Task directions » Lines holding the string "piersi" are the ones to copy from this listing.

— BEGIN Provided records —

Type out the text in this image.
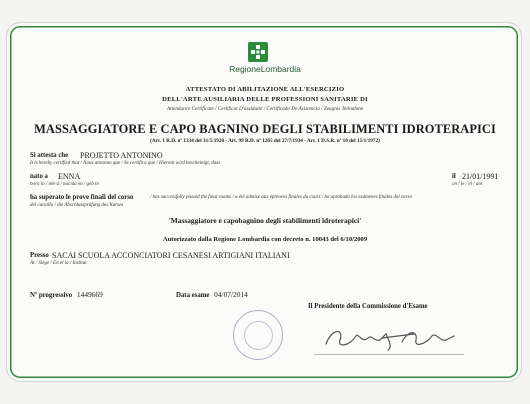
RegioneLombardia
ATTESTATO DI ABILITAZIONE ALL'ESERCIZIO
DELL'ARTE AUSILIARIA DELLE PROFESSIONI SANITARIE DI
Attendance Certificate / Certificat D'assiduité / Certificado De Asistencia / Zeugnis Teilnahme
MASSAGGIATORE E CAPO BAGNINO DEGLI STABILIMENTI IDROTERAPICI
(Art. 1 R.D. nº 1334 del 31/5/1928 - Art. 99 R.D. nº 1265 del 27/7/1934 - Art. 1 D.S.R. nº 10 del 15/1/1972)
Si attesta che PROJETTO ANTONINO
It is hereby certified that / Nous attestom que / Se certifica que / Hiermit wird bescheinigt, dass
nato a ENNA
born in / née à / nacida en / geb in
il 21/01/1991
on / le / el / am
ha superato le prove finali del corso	/ has successfully passed the final exams / a été admise aux épreuves finales du cours / ha aprobado los exámenes finales del curso
del curuillo / die Abschlussprüfung des Kurses
'Massaggiatore e capobagnino degli stabilimenti idroterapici'
Autorizzato dalla Regione Lombardia con decreto n. 10043 del 6/10/2009
Presso SACAI SCUOLA ACCONCIATORI CESANESI ARTIGIANI ITALIANI
At / Siège / En el la / Institut
Nº progressivo 1449669	Data esame 04/07/2014
Il Presidente della Commissione d'Esame
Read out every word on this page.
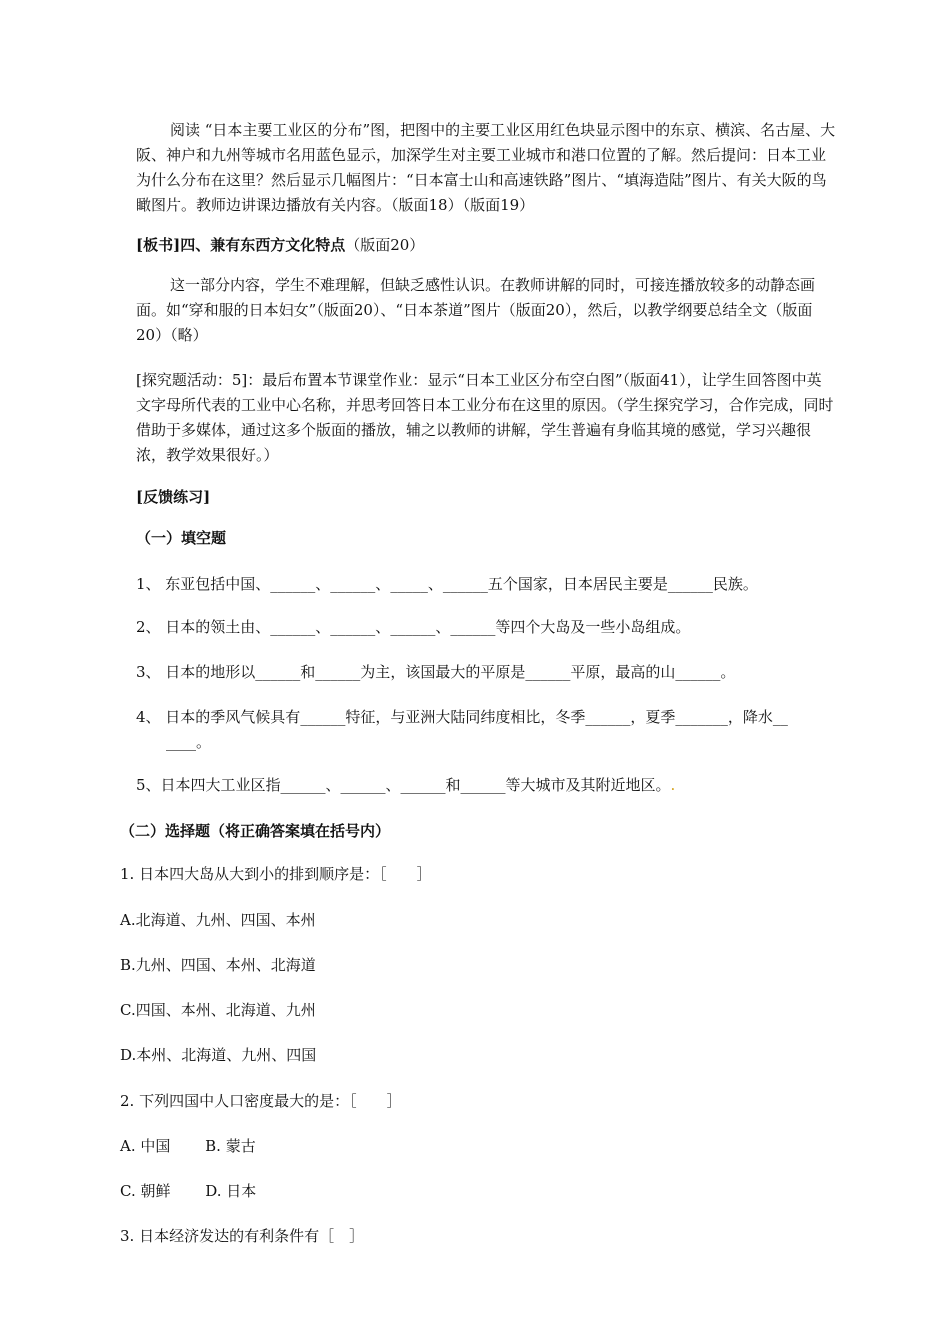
阅读 “日本主要工业区的分布”图，把图中的主要工业区用红色块显示图中的东京、横滨、名古屋、大阪、神户和九州等城市名用蓝色显示，加深学生对主要工业城市和港口位置的了解。然后提问：日本工业为什么分布在这里？然后显示几幅图片：“日本富士山和高速铁路”图片、“填海造陆”图片、有关大阪的鸟瞰图片。教师边讲课边播放有关内容。（版面18）（版面19）
[板书]四、兼有东西方文化特点（版面20）
这一部分内容，学生不难理解，但缺乏感性认识。在教师讲解的同时，可接连播放较多的动静态画面。如“穿和服的日本妇女”（版面20）、“日本茶道”图片（版面20），然后，以教学纲要总结全文（版面20）（略）
[探究题活动：5]：最后布置本节课堂作业：显示“日本工业区分布空白图”（版面41），让学生回答图中英文字母所代表的工业中心名称，并思考回答日本工业分布在这里的原因。（学生探究学习，合作完成，同时借助于多媒体，通过这多个版面的播放，辅之以教师的讲解，学生普遍有身临其境的感觉，学习兴趣很浓，教学效果很好。）
[反馈练习]
（一）填空题
1、 东亚包括中国、______、______、_____、______五个国家，日本居民主要是______民族。
2、 日本的领土由、______、______、______、______等四个大岛及一些小岛组成。
3、 日本的地形以______和______为主，该国最大的平原是______平原，最高的山______。
4、 日本的季风气候具有______特征，与亚洲大陆同纬度相比，冬季______，夏季_______，降水__
____。
5、日本四大工业区指______、______、______和______等大城市及其附近地区。.
（二）选择题（将正确答案填在括号内）
1. 日本四大岛从大到小的排到顺序是：［　　］
A.北海道、九州、四国、本州
B.九州、四国、本州、北海道
C.四国、本州、北海道、九州
D.本州、北海道、九州、四国
2. 下列四国中人口密度最大的是：［　　］
A. 中国　　 B. 蒙古
C. 朝鲜　　 D. 日本
3. 日本经济发达的有利条件有［　］
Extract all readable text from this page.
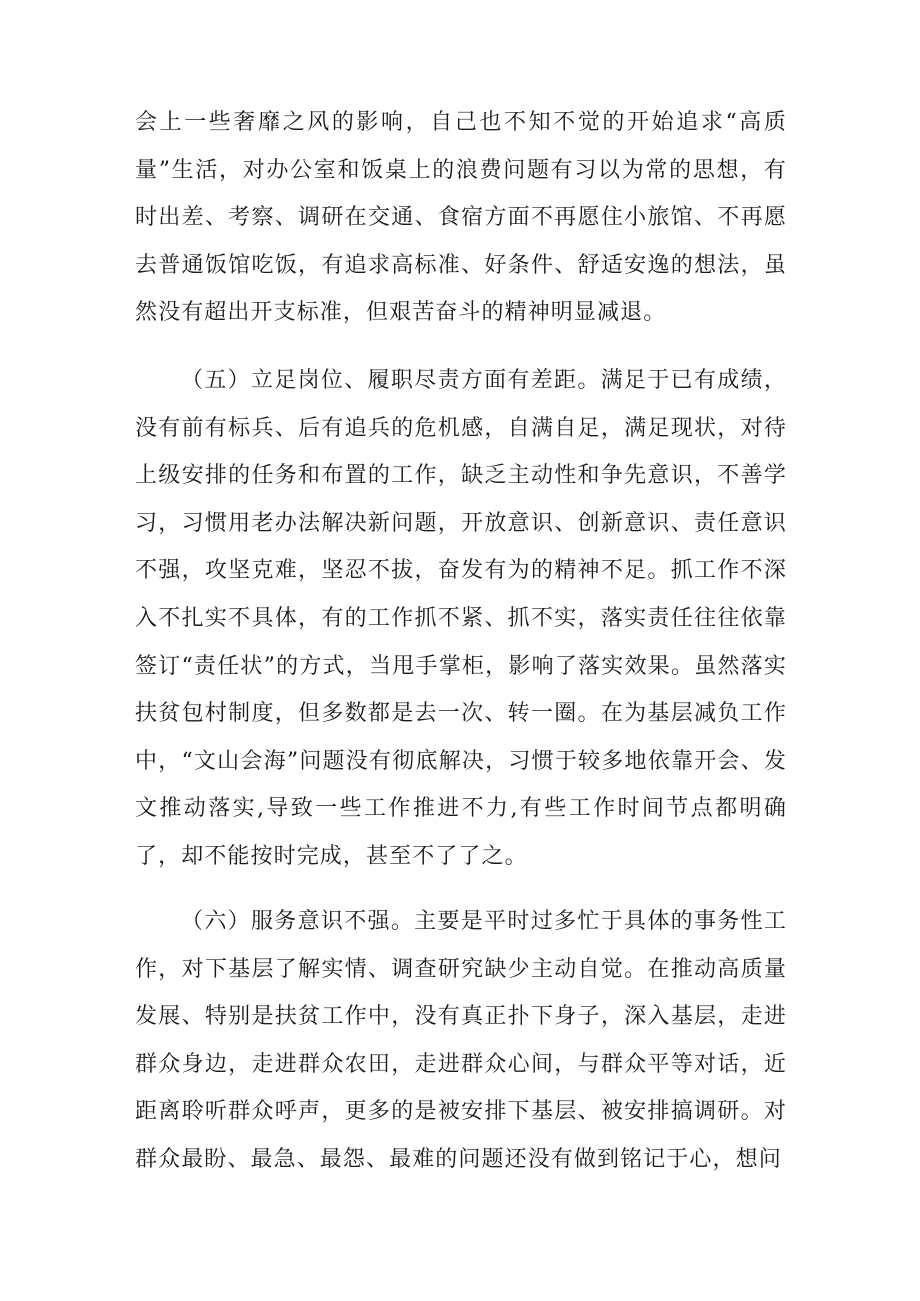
会上一些奢靡之风的影响，自己也不知不觉的开始追求“高质量”生活，对办公室和饭桌上的浪费问题有习以为常的思想，有时出差、考察、调研在交通、食宿方面不再愿住小旅馆、不再愿去普通饭馆吃饭，有追求高标准、好条件、舒适安逸的想法，虽然没有超出开支标准，但艰苦奋斗的精神明显减退。

（五）立足岗位、履职尽责方面有差距。满足于已有成绩，没有前有标兵、后有追兵的危机感，自满自足，满足现状，对待上级安排的任务和布置的工作，缺乏主动性和争先意识，不善学习，习惯用老办法解决新问题，开放意识、创新意识、责任意识不强，攻坚克难，坚忍不拔，奋发有为的精神不足。抓工作不深入不扎实不具体，有的工作抓不紧、抓不实，落实责任往往依靠签订“责任状”的方式，当甩手掌柜，影响了落实效果。虽然落实扶贫包村制度，但多数都是去一次、转一圈。在为基层减负工作中，“文山会海”问题没有彻底解决，习惯于较多地依靠开会、发文推动落实,导致一些工作推进不力,有些工作时间节点都明确了，却不能按时完成，甚至不了了之。

（六）服务意识不强。主要是平时过多忙于具体的事务性工作，对下基层了解实情、调查研究缺少主动自觉。在推动高质量发展、特别是扶贫工作中，没有真正扑下身子，深入基层，走进群众身边，走进群众农田，走进群众心间，与群众平等对话，近距离聆听群众呼声，更多的是被安排下基层、被安排搞调研。对群众最盼、最急、最怨、最难的问题还没有做到铭记于心，想问
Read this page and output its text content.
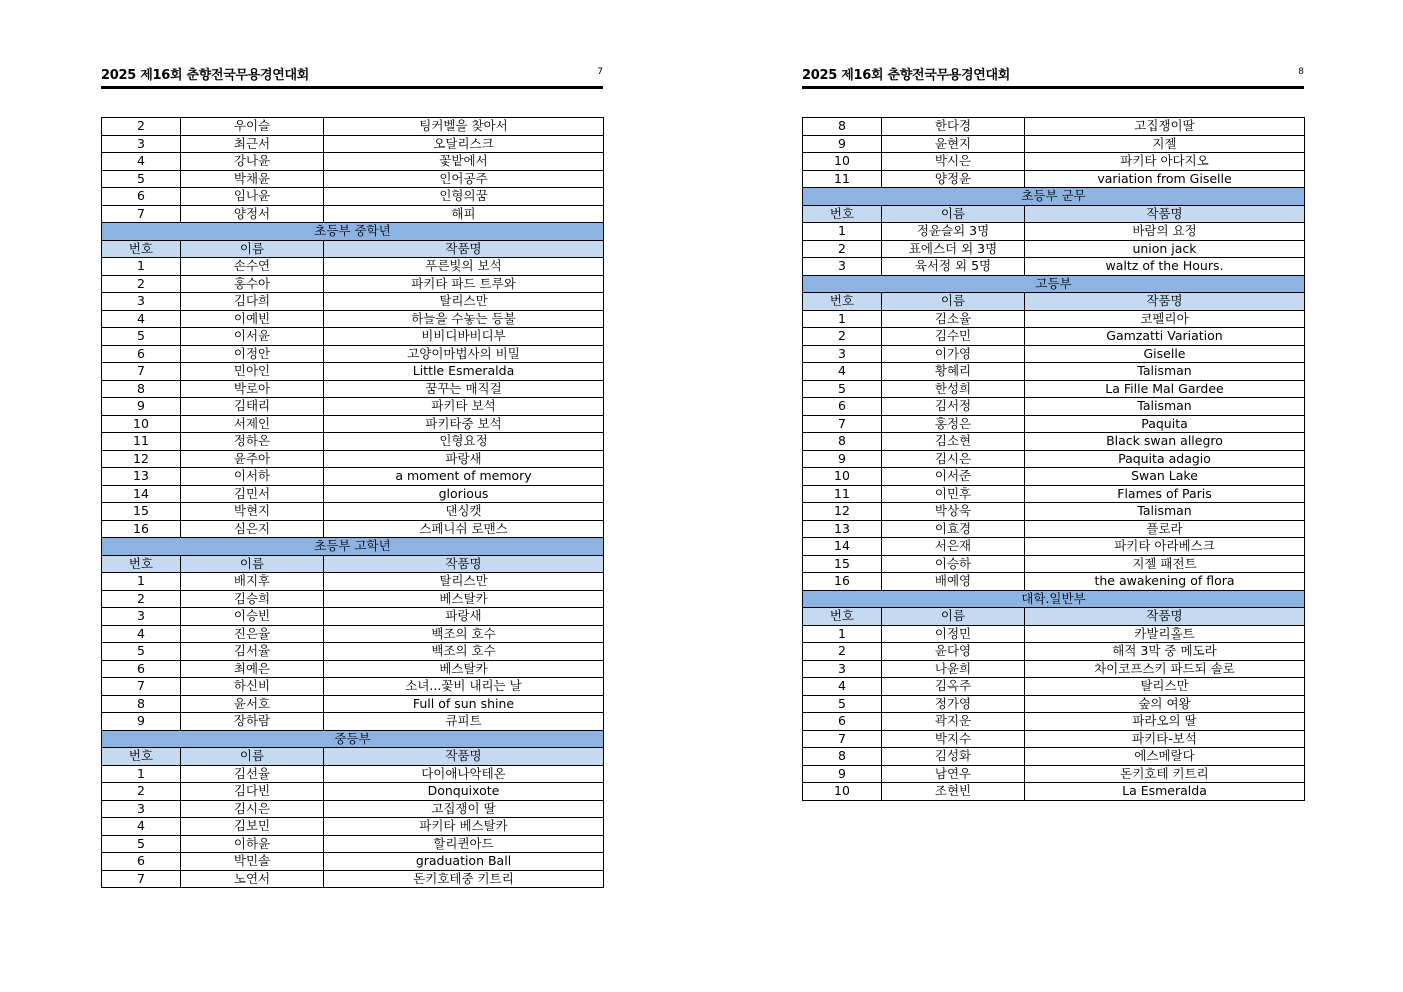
2025 제16회 춘향전국무용경연대회	7
2	우이슬	팅커벨을 찾아서
3	최근서	오달리스크
4	강나윤	꽃밭에서
5	박채윤	인어공주
6	임나윤	인형의꿈
7	양정서	해피
초등부 중학년		
번호	이름	작품명
1	손수연	푸른빛의 보석
2	홍수아	파키타 파드 트루와
3	김다희	탈리스만
4	이예빈	하늘을 수놓는 등불
5	이서윤	비비디바비디부
6	이정안	고양이마법사의 비밀
7	민아인	Little Esmeralda
8	박로아	꿈꾸는 매직걸
9	김태리	파키타 보석
10	서제인	파키타중 보석
11	정하온	인형요정
12	윤주아	파랑새
13	이서하	a moment of memory
14	김민서	glorious
15	박현지	댄싱캣
16	심은지	스페니쉬 로맨스
초등부 고학년		
번호	이름	작품명
1	배지후	탈리스만
2	김승희	베스탈카
3	이승빈	파랑새
4	진은율	백조의 호수
5	김서율	백조의 호수
6	최예은	베스탈카
7	하신비	소녀...꽃비 내리는 날
8	윤서호	Full of sun shine
9	장하람	큐피트
중등부		
번호	이름	작품명
1	김선율	다이애나악테온
2	김다빈	Donquixote
3	김시은	고집쟁이 딸
4	김보민	파키타 베스탈카
5	이하윤	할리퀸아드
6	박민솔	graduation Ball
7	노연서	돈키호테중 키트리
2025 제16회 춘향전국무용경연대회	8
8	한다경	고집쟁이딸
9	윤현지	지젤
10	박시은	파키타 아다지오
11	양정윤	variation from Giselle
초등부 군무		
번호	이름	작품명
1	정윤슬외 3명	바람의 요정
2	표에스더 외 3명	union jack
3	육서정 외 5명	waltz of the Hours.
고등부		
번호	이름	작품명
1	김소율	코펠리아
2	김수민	Gamzatti Variation
3	이가영	Giselle
4	황혜리	Talisman
5	한성희	La Fille Mal Gardee
6	김서정	Talisman
7	홍정은	Paquita
8	김소현	Black swan allegro
9	김시은	Paquita adagio
10	이서준	Swan Lake
11	이민후	Flames of Paris
12	박상욱	Talisman
13	이효경	플로라
14	서은재	파키타 아라베스크
15	이승하	지젤 패전트
16	배예영	the awakening of flora
대학.일반부		
번호	이름	작품명
1	이정민	카발리홀트
2	윤다영	해적 3막 중 메도라
3	나윤희	차이코프스키 파드되 솔로
4	김옥주	탈리스만
5	정가영	숲의 여왕
6	곽지운	파라오의 딸
7	박지수	파키타-보석
8	김성화	에스메랄다
9	남연우	돈키호테 키트리
10	조현빈	La Esmeralda
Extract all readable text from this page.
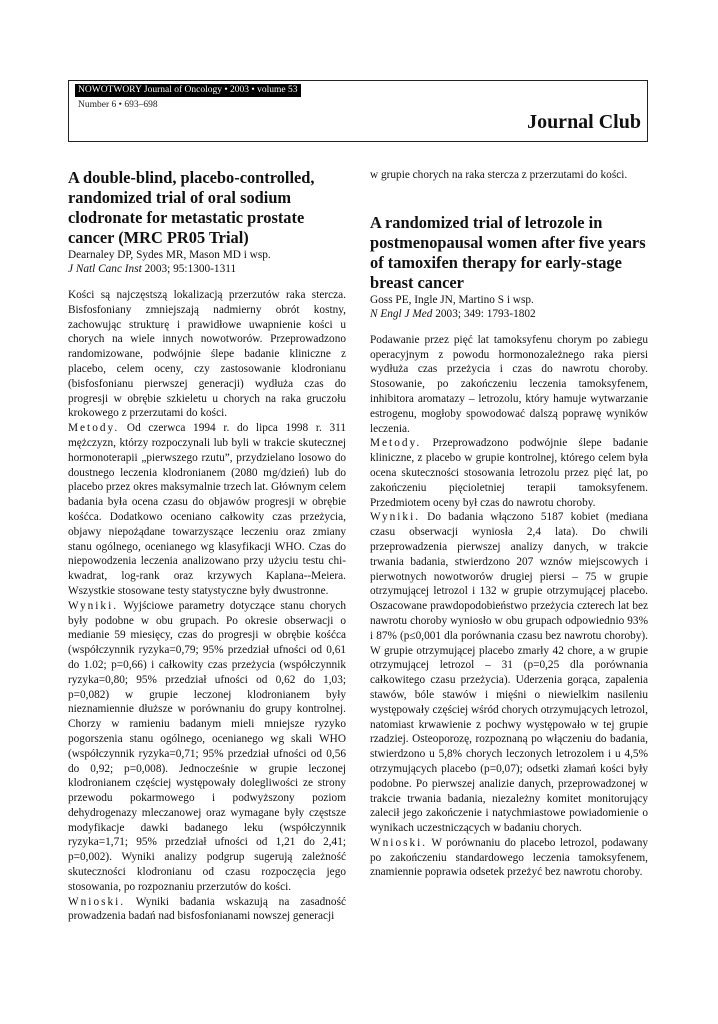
NOWOTWORY Journal of Oncology • 2003 • volume 53
Number 6 • 693–698
Journal Club
A double-blind, placebo-controlled, randomized trial of oral sodium clodronate for metastatic prostate cancer (MRC PR05 Trial)

Dearnaley DP, Sydes MR, Mason MD i wsp.

J Natl Canc Inst 2003; 95:1300-1311

Kości są najczęstszą lokalizacją przerzutów raka stercza. Bisfosfoniany zmniejszają nadmierny obrót kostny, zachowując strukturę i prawidłowe uwapnienie kości u chorych na wiele innych nowotworów. Przeprowadzono randomizowane, podwójnie ślepe badanie kliniczne z placebo, celem oceny, czy zastosowanie klodronianu (bisfosfonianu pierwszej generacji) wydłuża czas do progresji w obrębie szkieletu u chorych na raka gruczołu krokowego z przerzutami do kości.

Metody. Od czerwca 1994 r. do lipca 1998 r. 311 mężczyzn, którzy rozpoczynali lub byli w trakcie skutecznej hormonoterapii „pierwszego rzutu”, przydzielano losowo do doustnego leczenia klodronianem (2080 mg/dzień) lub do placebo przez okres maksymalnie trzech lat. Głównym celem badania była ocena czasu do objawów progresji w obrębie kośćca. Dodatkowo oceniano całkowity czas przeżycia, objawy niepożądane towarzyszące leczeniu oraz zmiany stanu ogólnego, ocenianego wg klasyfikacji WHO. Czas do niepowodzenia leczenia analizowano przy użyciu testu chi-kwadrat, log-rank oraz krzywych Kaplana--Meiera. Wszystkie stosowane testy statystyczne były dwustronne.

Wyniki. Wyjściowe parametry dotyczące stanu chorych były podobne w obu grupach. Po okresie obserwacji o medianie 59 miesięcy, czas do progresji w obrębie kośćca (współczynnik ryzyka=0,79; 95% przedział ufności od 0,61 do 1.02; p=0,66) i całkowity czas przeżycia (współczynnik ryzyka=0,80; 95% przedział ufności od 0,62 do 1,03; p=0,082) w grupie leczonej klodronianem były nieznamiennie dłuższe w porównaniu do grupy kontrolnej. Chorzy w ramieniu badanym mieli mniejsze ryzyko pogorszenia stanu ogólnego, ocenianego wg skali WHO (współczynnik ryzyka=0,71; 95% przedział ufności od 0,56 do 0,92; p=0,008). Jednocześnie w grupie leczonej klodronianem częściej występowały dolegliwości ze strony przewodu pokarmowego i podwyższony poziom dehydrogenazy mleczanowej oraz wymagane były częstsze modyfikacje dawki badanego leku (współczynnik ryzyka=1,71; 95% przedział ufności od 1,21 do 2,41; p=0,002). Wyniki analizy podgrup sugerują zależność skuteczności klodronianu od czasu rozpoczęcia jego stosowania, po rozpoznaniu przerzutów do kości.

Wnioski. Wyniki badania wskazują na zasadność prowadzenia badań nad bisfosfonianami nowszej generacji

w grupie chorych na raka stercza z przerzutami do kości.

A randomized trial of letrozole in postmenopausal women after five years of tamoxifen therapy for early-stage breast cancer

Goss PE, Ingle JN, Martino S i wsp.

N Engl J Med 2003; 349: 1793-1802

Podawanie przez pięć lat tamoksyfenu chorym po zabiegu operacyjnym z powodu hormonozależnego raka piersi wydłuża czas przeżycia i czas do nawrotu choroby. Stosowanie, po zakończeniu leczenia tamoksyfenem, inhibitora aromatazy – letrozolu, który hamuje wytwarzanie estrogenu, mogłoby spowodować dalszą poprawę wyników leczenia.

Metody. Przeprowadzono podwójnie ślepe badanie kliniczne, z placebo w grupie kontrolnej, którego celem była ocena skuteczności stosowania letrozolu przez pięć lat, po zakończeniu pięcioletniej terapii tamoksyfenem. Przedmiotem oceny był czas do nawrotu choroby.

Wyniki. Do badania włączono 5187 kobiet (mediana czasu obserwacji wyniosła 2,4 lata). Do chwili przeprowadzenia pierwszej analizy danych, w trakcie trwania badania, stwierdzono 207 wznów miejscowych i pierwotnych nowotworów drugiej piersi – 75 w grupie otrzymującej letrozol i 132 w grupie otrzymującej placebo. Oszacowane prawdopodobieństwo przeżycia czterech lat bez nawrotu choroby wyniosło w obu grupach odpowiednio 93% i 87% (p≤0,001 dla porównania czasu bez nawrotu choroby). W grupie otrzymującej placebo zmarły 42 chore, a w grupie otrzymującej letrozol – 31 (p=0,25 dla porównania całkowitego czasu przeżycia). Uderzenia gorąca, zapalenia stawów, bóle stawów i mięśni o niewielkim nasileniu występowały częściej wśród chorych otrzymujących letrozol, natomiast krwawienie z pochwy występowało w tej grupie rzadziej. Osteoporozę, rozpoznaną po włączeniu do badania, stwierdzono u 5,8% chorych leczonych letrozolem i u 4,5% otrzymujących placebo (p=0,07); odsetki złamań kości były podobne. Po pierwszej analizie danych, przeprowadzonej w trakcie trwania badania, niezależny komitet monitorujący zalecił jego zakończenie i natychmiastowe powiadomienie o wynikach uczestniczących w badaniu chorych.

Wnioski. W porównaniu do placebo letrozol, podawany po zakończeniu standardowego leczenia tamoksyfenem, znamiennie poprawia odsetek przeżyć bez nawrotu choroby.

— END Provided records —

Exercise response »
Podawanie przez pięć lat tamoksyfenu chorym po zabiegu operacyjnym z powodu hormonozależnego raka piersi wydłuża czas przeżycia i czas do nawrotu choroby. Stosowanie, po zakończeniu leczenia tamoksyfenem, inhibitora aromatazy – letrozolu, który hamuje wytwarzanie estrogenu, mogłoby spowodować dalszą poprawę wyników leczenia.
Wyniki. Do badania włączono 5187 kobiet (mediana czasu obserwacji wyniosła 2,4 lata). Do chwili przeprowadzenia pierwszej analizy danych, w trakcie trwania badania, stwierdzono 207 wznów miejscowych i pierwotnych nowotworów drugiej piersi – 75 w grupie otrzymującej letrozol i 132 w grupie otrzymującej placebo. Oszacowane prawdopodobieństwo przeżycia czterech lat bez nawrotu choroby wyniosło w obu grupach odpowiednio 93% i 87% (p≤0,001 dla porównania czasu bez nawrotu choroby). W grupie otrzymującej placebo zmarły 42 chore, a w grupie otrzymującej letrozol – 31 (p=0,25 dla porównania całkowitego czasu przeżycia). Uderzenia gorąca, zapalenia stawów, bóle stawów i mięśni o niewielkim nasileniu występowały częściej wśród chorych otrzymujących letrozol, natomiast krwawienie z pochwy występowało w tej grupie rzadziej. Osteoporozę, rozpoznaną po włączeniu do badania, stwierdzono u 5,8% chorych leczonych letrozolem i u 4,5% otrzymujących placebo (p=0,07); odsetki złamań kości były podobne. Po pierwszej analizie danych, przeprowadzonej w trakcie trwania badania, niezależny komitet monitorujący zalecił jego zakończenie i natychmiastowe powiadomienie o wynikach uczestniczących w badaniu chorych.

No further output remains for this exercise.